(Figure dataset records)
-=-=-

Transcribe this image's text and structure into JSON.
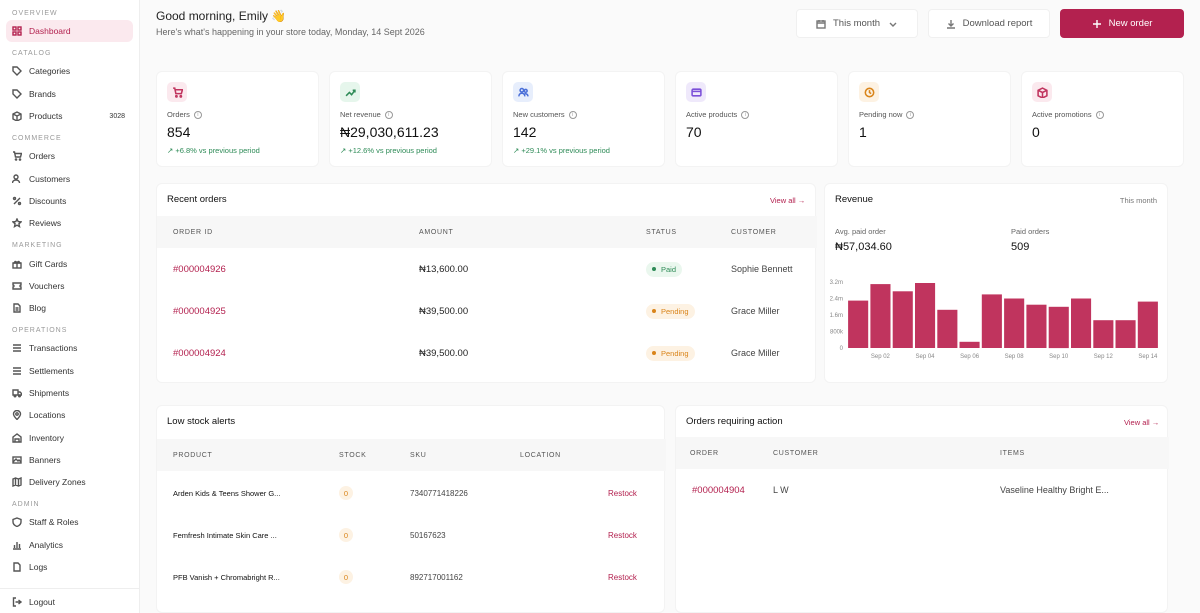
{
  "sidebar": {
    "sections": {
      "overview": "OVERVIEW",
      "catalog": "CATALOG",
      "commerce": "COMMERCE",
      "marketing": "MARKETING",
      "operations": "OPERATIONS",
      "admin": "ADMIN"
    },
    "items": {
      "dashboard": "Dashboard",
      "categories": "Categories",
      "brands": "Brands",
      "products": "Products",
      "products_count": "3028",
      "orders": "Orders",
      "customers": "Customers",
      "discounts": "Discounts",
      "reviews": "Reviews",
      "gift_cards": "Gift Cards",
      "vouchers": "Vouchers",
      "blog": "Blog",
      "transactions": "Transactions",
      "settlements": "Settlements",
      "shipments": "Shipments",
      "locations": "Locations",
      "inventory": "Inventory",
      "banners": "Banners",
      "delivery_zones": "Delivery Zones",
      "staff_roles": "Staff & Roles",
      "analytics": "Analytics",
      "logs": "Logs",
      "logout": "Logout"
    }
  },
  "header": {
    "greeting": "Good morning, Emily 👋",
    "subtitle": "Here's what's happening in your store today, Monday, 14 Sept 2026",
    "period_button": "This month",
    "download_button": "Download report",
    "new_order_button": "New order"
  },
  "stats": [
    {
      "label": "Orders",
      "value": "854",
      "delta": "+6.8% vs previous period",
      "icon": "cart-icon",
      "color": "#c0345e",
      "bg": "#fbe9ee"
    },
    {
      "label": "Net revenue",
      "value": "₦29,030,611.23",
      "delta": "+12.6% vs previous period",
      "icon": "trend-up-icon",
      "color": "#2e8b57",
      "bg": "#e6f6ec"
    },
    {
      "label": "New customers",
      "value": "142",
      "delta": "+29.1% vs previous period",
      "icon": "users-icon",
      "color": "#4a6fd8",
      "bg": "#e7eefc"
    },
    {
      "label": "Active products",
      "value": "70",
      "delta": "",
      "icon": "card-icon",
      "color": "#7b4fd8",
      "bg": "#efe9fb"
    },
    {
      "label": "Pending now",
      "value": "1",
      "delta": "",
      "icon": "clock-icon",
      "color": "#d9841a",
      "bg": "#fdf2e3"
    },
    {
      "label": "Active promotions",
      "value": "0",
      "delta": "",
      "icon": "box-icon",
      "color": "#c0345e",
      "bg": "#fbe9ee"
    }
  ],
  "recent_orders": {
    "title": "Recent orders",
    "view_all": "View all →",
    "columns": [
      "ORDER ID",
      "AMOUNT",
      "STATUS",
      "CUSTOMER"
    ],
    "rows": [
      {
        "id": "#000004926",
        "amount": "₦13,600.00",
        "status": "Paid",
        "customer": "Sophie Bennett"
      },
      {
        "id": "#000004925",
        "amount": "₦39,500.00",
        "status": "Pending",
        "customer": "Grace Miller"
      },
      {
        "id": "#000004924",
        "amount": "₦39,500.00",
        "status": "Pending",
        "customer": "Grace Miller"
      }
    ]
  },
  "revenue": {
    "title": "Revenue",
    "period": "This month",
    "avg_label": "Avg. paid order",
    "avg_value": "₦57,034.60",
    "paid_label": "Paid orders",
    "paid_value": "509"
  },
  "chart_data": {
    "type": "bar",
    "ytick_labels": [
      "3.2m",
      "2.4m",
      "1.6m",
      "800k",
      "0"
    ],
    "ylim": [
      0,
      3200000
    ],
    "categories": [
      "Sep 01",
      "Sep 02",
      "Sep 03",
      "Sep 04",
      "Sep 05",
      "Sep 06",
      "Sep 07",
      "Sep 08",
      "Sep 09",
      "Sep 10",
      "Sep 11",
      "Sep 12",
      "Sep 13",
      "Sep 14"
    ],
    "xtick_labels": [
      "Sep 02",
      "Sep 04",
      "Sep 06",
      "Sep 08",
      "Sep 10",
      "Sep 12",
      "Sep 14"
    ],
    "values": [
      2300000,
      3100000,
      2750000,
      3150000,
      1850000,
      300000,
      2600000,
      2400000,
      2100000,
      2000000,
      2400000,
      1350000,
      1350000,
      2250000
    ],
    "color": "#c0345e",
    "grid": false
  },
  "low_stock": {
    "title": "Low stock alerts",
    "columns": [
      "PRODUCT",
      "STOCK",
      "SKU",
      "LOCATION"
    ],
    "rows": [
      {
        "product": "Arden Kids & Teens Shower G...",
        "stock": "0",
        "sku": "7340771418226",
        "action": "Restock"
      },
      {
        "product": "Femfresh Intimate Skin Care ...",
        "stock": "0",
        "sku": "50167623",
        "action": "Restock"
      },
      {
        "product": "PFB Vanish + Chromabright R...",
        "stock": "0",
        "sku": "892717001162",
        "action": "Restock"
      }
    ]
  },
  "action_orders": {
    "title": "Orders requiring action",
    "view_all": "View all →",
    "columns": [
      "ORDER",
      "CUSTOMER",
      "ITEMS"
    ],
    "rows": [
      {
        "order": "#000004904",
        "customer": "L W",
        "items": "Vaseline Healthy Bright E..."
      }
    ]
  }
}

-=-=-

Pull out every line containing "Active".

      "label": "Active products",
      "label": "Active promotions",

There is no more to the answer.